- PROMPT -
Set out every line of the data below as a numbered list, skipping blank lines and leaving out the pictures.

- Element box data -
● ● ● ● ● ● ●

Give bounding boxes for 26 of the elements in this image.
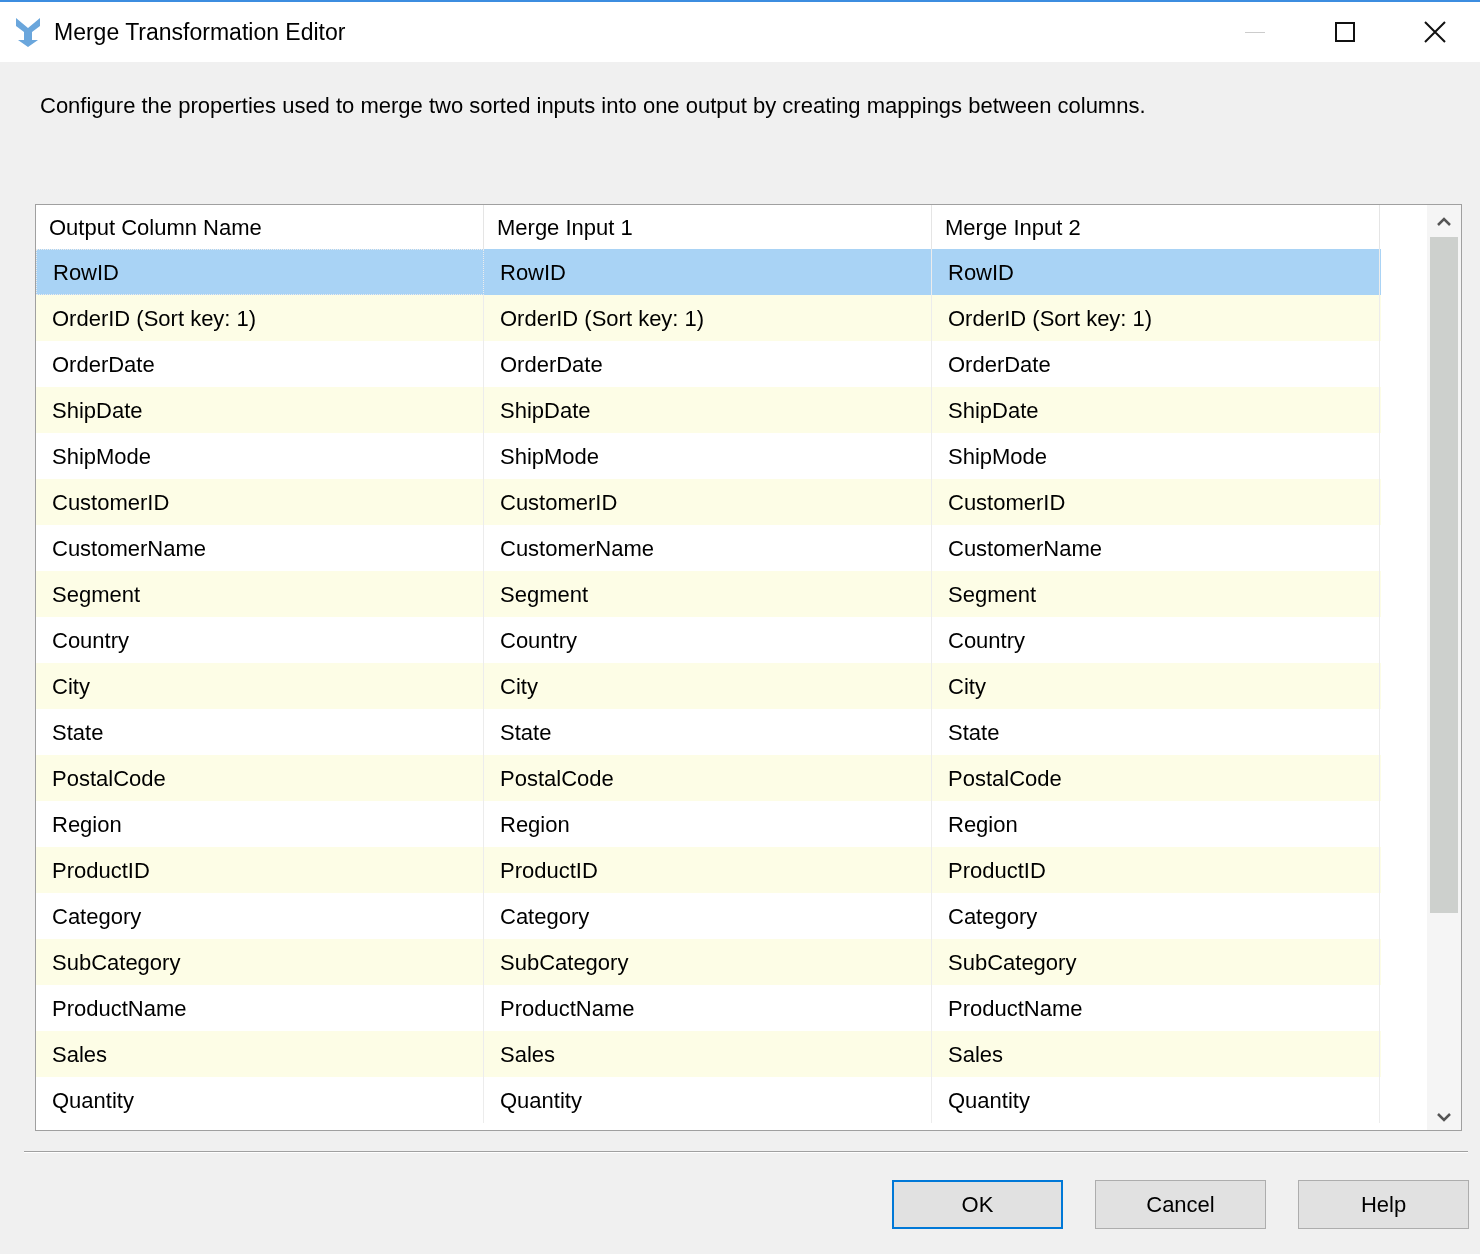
maximize-icon (1335, 22, 1355, 42)
table-row[interactable]: ProductID ProductID ProductID (36, 847, 1381, 893)
scroll-up-icon[interactable] (1437, 217, 1451, 227)
description-text: Configure the properties used to merge two sorted inputs into one output by creating mappings between columns. (40, 92, 1147, 120)
dialog-button[interactable]: Help (1298, 1180, 1469, 1229)
table-row[interactable]: OrderID (Sort key: 1) OrderID (Sort key: 1) OrderID (Sort key: 1) (36, 295, 1381, 341)
dialog-button[interactable]: OK (892, 1180, 1063, 1229)
dialog-button[interactable]: Cancel (1095, 1180, 1266, 1229)
table-row[interactable]: City City City (36, 663, 1381, 709)
close-icon (1424, 21, 1446, 43)
table-row[interactable]: RowID RowID RowID (36, 249, 1381, 295)
table-row[interactable]: SubCategory SubCategory SubCategory (36, 939, 1381, 985)
table-cell: Quantity (484, 1077, 932, 1123)
scrollbar-thumb[interactable] (1430, 237, 1458, 913)
table-row[interactable]: PostalCode PostalCode PostalCode (36, 755, 1381, 801)
merge-arrow-icon (14, 16, 42, 48)
table-row[interactable]: Segment Segment Segment (36, 571, 1381, 617)
window-title: Merge Transformation Editor (54, 17, 346, 47)
table-row[interactable]: Sales Sales Sales (36, 1031, 1381, 1077)
table-row[interactable]: CustomerID CustomerID CustomerID (36, 479, 1381, 525)
scrollbar[interactable] (1427, 205, 1461, 1130)
table-cell: Quantity (36, 1077, 484, 1123)
scroll-down-icon[interactable] (1437, 1112, 1451, 1122)
minimize-icon (1245, 31, 1265, 33)
table-cell: Quantity (932, 1077, 1380, 1123)
table-row[interactable]: ShipDate ShipDate ShipDate (36, 387, 1381, 433)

● ● ● ● ● ● ●

- SOLUTION -
1. Give bounding boxes for 26 of the elements in this image.
2. maximize-icon (1335, 22, 1355, 42)
3. table-row[interactable]: ProductID ProductID ProductID (36, 847, 1381, 893)
4. scroll-up-icon[interactable] (1437, 217, 1451, 227)
5. description-text: Configure the properties used to merge two sorted inputs into one output by creating mappings between columns. (40, 92, 1147, 120)
6. dialog-button[interactable]: Help (1298, 1180, 1469, 1229)
7. table-row[interactable]: OrderID (Sort key: 1) OrderID (Sort key: 1) OrderID (Sort key: 1) (36, 295, 1381, 341)
8. dialog-button[interactable]: OK (892, 1180, 1063, 1229)
9. dialog-button[interactable]: Cancel (1095, 1180, 1266, 1229)
10. table-row[interactable]: City City City (36, 663, 1381, 709)
11. close-icon (1424, 21, 1446, 43)
12. table-row[interactable]: RowID RowID RowID (36, 249, 1381, 295)
13. table-row[interactable]: SubCategory SubCategory SubCategory (36, 939, 1381, 985)
14. table-cell: Quantity (484, 1077, 932, 1123)
15. scrollbar-thumb[interactable] (1430, 237, 1458, 913)
16. table-row[interactable]: PostalCode PostalCode PostalCode (36, 755, 1381, 801)
17. merge-arrow-icon (14, 16, 42, 48)
18. table-row[interactable]: Segment Segment Segment (36, 571, 1381, 617)
19. window-title: Merge Transformation Editor (54, 17, 346, 47)
20. table-row[interactable]: Sales Sales Sales (36, 1031, 1381, 1077)
21. table-row[interactable]: CustomerID CustomerID CustomerID (36, 479, 1381, 525)
22. scrollbar[interactable] (1427, 205, 1461, 1130)
23. table-cell: Quantity (36, 1077, 484, 1123)
24. scroll-down-icon[interactable] (1437, 1112, 1451, 1122)
25. minimize-icon (1245, 31, 1265, 33)
26. table-cell: Quantity (932, 1077, 1380, 1123)
27. table-row[interactable]: ShipDate ShipDate ShipDate (36, 387, 1381, 433)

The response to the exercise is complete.